▶ _Objective_
Identify the lines bearing the string "this" and gather them.

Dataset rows
- - - - - - -

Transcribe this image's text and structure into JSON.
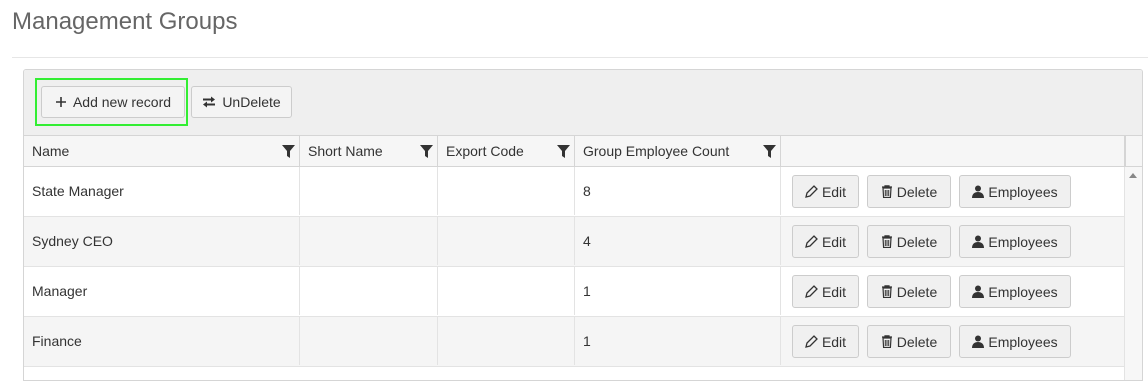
{
  "page": {
    "title": "Management Groups"
  },
  "toolbar": {
    "add_label": "Add new record",
    "undelete_label": "UnDelete"
  },
  "columns": [
    {
      "label": "Name",
      "filter_icon": "filter-icon"
    },
    {
      "label": "Short Name",
      "filter_icon": "filter-icon"
    },
    {
      "label": "Export Code",
      "filter_icon": "filter-icon"
    },
    {
      "label": "Group Employee Count",
      "filter_icon": "filter-icon"
    }
  ],
  "row_actions": {
    "edit": "Edit",
    "delete": "Delete",
    "employees": "Employees"
  },
  "rows": [
    {
      "name": "State Manager",
      "short_name": "",
      "export_code": "",
      "count": "8"
    },
    {
      "name": "Sydney CEO",
      "short_name": "",
      "export_code": "",
      "count": "4"
    },
    {
      "name": "Manager",
      "short_name": "",
      "export_code": "",
      "count": "1"
    },
    {
      "name": "Finance",
      "short_name": "",
      "export_code": "",
      "count": "1"
    }
  ],
  "colors": {
    "highlight": "#33ee33",
    "title": "#666666",
    "border": "#d5d5d5"
  }
}
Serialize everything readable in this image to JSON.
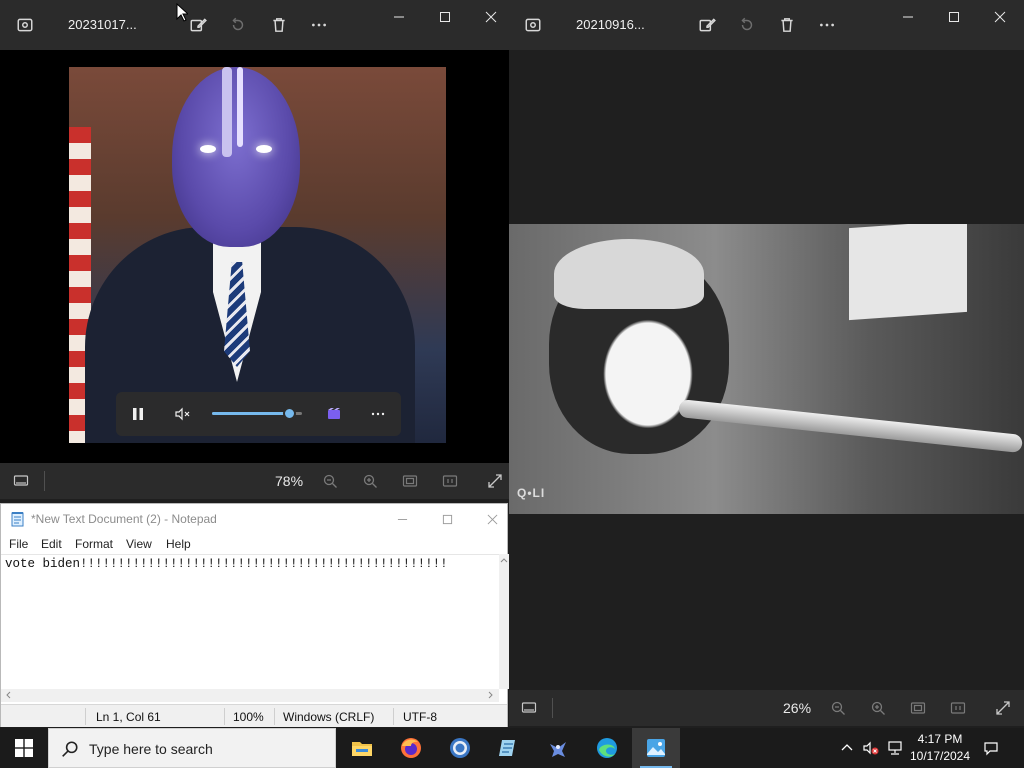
{
  "window_left": {
    "title": "20231017...",
    "zoom": "78%",
    "media_controls": {
      "volume_level": 0.85
    }
  },
  "window_right": {
    "title": "20210916...",
    "zoom": "26%",
    "watermark": "Q•LI"
  },
  "notepad": {
    "title": "*New Text Document (2) - Notepad",
    "menu": [
      "File",
      "Edit",
      "Format",
      "View",
      "Help"
    ],
    "content": "vote biden!!!!!!!!!!!!!!!!!!!!!!!!!!!!!!!!!!!!!!!!!!!!!!!!!",
    "status": {
      "position": "Ln 1, Col 61",
      "zoom": "100%",
      "line_ending": "Windows (CRLF)",
      "encoding": "UTF-8"
    }
  },
  "taskbar": {
    "search_placeholder": "Type here to search",
    "time": "4:17 PM",
    "date": "10/17/2024",
    "accent": "#76b9ed"
  }
}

- - - - - - -

▶ _Exercise result_
Transcribe this image's text and structure into JSON.
Serialize everything readable in this image to JSON.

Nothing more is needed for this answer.